• **Your objective**
Write out every line of the records below word for word, leaving out the pictures.

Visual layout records
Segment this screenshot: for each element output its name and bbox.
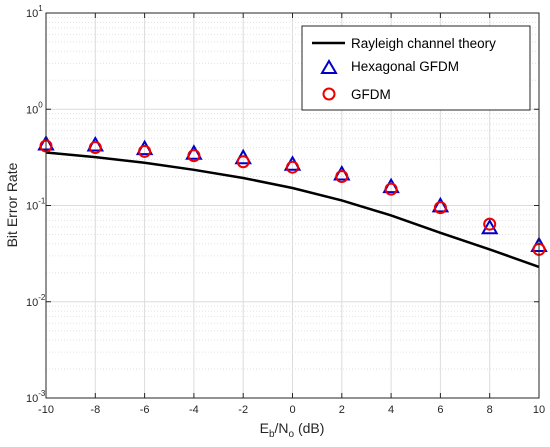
x-tick-label: 0	[289, 404, 295, 416]
x-tick-label: -2	[238, 404, 248, 416]
x-axis-label-sub-b: b	[269, 429, 275, 440]
y-tick-label-exponent: 0	[38, 100, 43, 109]
y-tick-label: 10-3	[26, 389, 46, 405]
y-tick-label-base: 10	[26, 201, 38, 213]
legend-label-hexagonal-gfdm: Hexagonal GFDM	[351, 59, 459, 74]
x-tick-label: 4	[388, 404, 394, 416]
legend-circle-marker	[322, 87, 336, 101]
y-tick-label: 100	[26, 100, 43, 116]
x-axis-label: Eb/No (dB)	[260, 420, 325, 440]
gfdm-point	[138, 144, 152, 158]
gfdm-point	[88, 141, 102, 155]
gfdm-point	[187, 149, 201, 163]
legend: Rayleigh channel theory Hexagonal GFDM G…	[301, 25, 531, 111]
y-tick-label-base: 10	[26, 297, 38, 309]
legend-triangle-marker	[320, 59, 338, 74]
x-tick-label: 8	[487, 404, 493, 416]
y-tick-label-exponent: -1	[38, 197, 46, 206]
y-axis-label: Bit Error Rate	[4, 162, 20, 247]
x-tick-label: 6	[437, 404, 443, 416]
x-axis-label-mid: /N	[275, 420, 289, 436]
y-tick-label-exponent: -3	[38, 389, 46, 398]
x-tick-label: -4	[189, 404, 199, 416]
y-tick-label: 10-2	[26, 293, 46, 309]
series-line-rayleigh	[45, 151, 540, 269]
y-tick-label-base: 10	[26, 104, 38, 116]
x-tick-label: -10	[38, 404, 54, 416]
gfdm-point	[384, 182, 398, 196]
y-tick-label: 10-1	[26, 197, 46, 213]
x-axis-label-tail: (dB)	[294, 420, 324, 436]
x-tick-label: -6	[140, 404, 150, 416]
gfdm-point	[286, 160, 299, 174]
gfdm-point	[483, 217, 497, 231]
x-tick-label: -8	[90, 404, 100, 416]
x-tick-label: 2	[339, 404, 345, 416]
legend-label-rayleigh: Rayleigh channel theory	[351, 36, 496, 51]
y-tick-label-exponent: 1	[38, 4, 43, 13]
x-axis-label-main: E	[260, 420, 269, 436]
gfdm-point	[335, 170, 349, 184]
gfdm-point	[433, 201, 447, 215]
y-tick-label: 101	[26, 4, 43, 20]
y-tick-label-exponent: -2	[38, 293, 46, 302]
series-layer	[37, 134, 548, 269]
legend-box	[301, 25, 531, 111]
legend-label-gfdm: GFDM	[351, 87, 391, 102]
hexagonal-gfdm-point	[431, 196, 450, 213]
gfdm-point	[236, 155, 250, 169]
y-tick-label-base: 10	[26, 393, 38, 405]
y-tick-label-base: 10	[26, 8, 38, 20]
x-tick-label: 10	[533, 404, 545, 416]
x-axis-label-sub-o: o	[289, 429, 295, 440]
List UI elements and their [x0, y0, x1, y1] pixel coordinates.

• **Reply**
Segment this screenshot: for each element output its name and bbox.
x-tick-label: 0	[289, 404, 295, 416]
x-tick-label: -2	[238, 404, 248, 416]
x-axis-label-sub-b: b	[269, 429, 275, 440]
y-tick-label-exponent: 0	[38, 100, 43, 109]
y-tick-label: 10-3	[26, 389, 46, 405]
y-tick-label-base: 10	[26, 201, 38, 213]
legend-label-hexagonal-gfdm: Hexagonal GFDM	[351, 59, 459, 74]
x-tick-label: 4	[388, 404, 394, 416]
legend-circle-marker	[322, 87, 336, 101]
y-tick-label: 100	[26, 100, 43, 116]
x-axis-label: Eb/No (dB)	[260, 420, 325, 440]
gfdm-point	[138, 144, 152, 158]
gfdm-point	[88, 141, 102, 155]
gfdm-point	[187, 149, 201, 163]
legend: Rayleigh channel theory Hexagonal GFDM G…	[301, 25, 531, 111]
y-tick-label-base: 10	[26, 297, 38, 309]
legend-triangle-marker	[320, 59, 338, 74]
x-tick-label: 8	[487, 404, 493, 416]
y-tick-label-exponent: -1	[38, 197, 46, 206]
y-axis-label: Bit Error Rate	[4, 162, 20, 247]
x-tick-label: 6	[437, 404, 443, 416]
x-axis-label-mid: /N	[275, 420, 289, 436]
y-tick-label-exponent: -3	[38, 389, 46, 398]
x-tick-label: -4	[189, 404, 199, 416]
y-tick-label: 10-2	[26, 293, 46, 309]
series-line-rayleigh	[45, 151, 540, 269]
y-tick-label-base: 10	[26, 104, 38, 116]
x-tick-label: -10	[38, 404, 54, 416]
gfdm-point	[384, 182, 398, 196]
y-tick-label: 10-1	[26, 197, 46, 213]
x-axis-label-tail: (dB)	[294, 420, 324, 436]
x-tick-label: -6	[140, 404, 150, 416]
gfdm-point	[286, 160, 299, 174]
gfdm-point	[483, 217, 497, 231]
x-tick-label: -8	[90, 404, 100, 416]
x-tick-label: 2	[339, 404, 345, 416]
legend-label-rayleigh: Rayleigh channel theory	[351, 36, 496, 51]
y-tick-label-exponent: 1	[38, 4, 43, 13]
x-axis-label-main: E	[260, 420, 269, 436]
gfdm-point	[335, 170, 349, 184]
gfdm-point	[433, 201, 447, 215]
y-tick-label: 101	[26, 4, 43, 20]
y-tick-label-exponent: -2	[38, 293, 46, 302]
series-layer	[37, 134, 548, 269]
legend-box	[301, 25, 531, 111]
legend-label-gfdm: GFDM	[351, 87, 391, 102]
hexagonal-gfdm-point	[431, 196, 450, 213]
gfdm-point	[236, 155, 250, 169]
y-tick-label-base: 10	[26, 393, 38, 405]
y-tick-label-base: 10	[26, 8, 38, 20]
x-tick-label: 10	[533, 404, 545, 416]
x-axis-label-sub-o: o	[289, 429, 295, 440]
List UI elements and their [x0, y0, x1, y1] pixel coordinates.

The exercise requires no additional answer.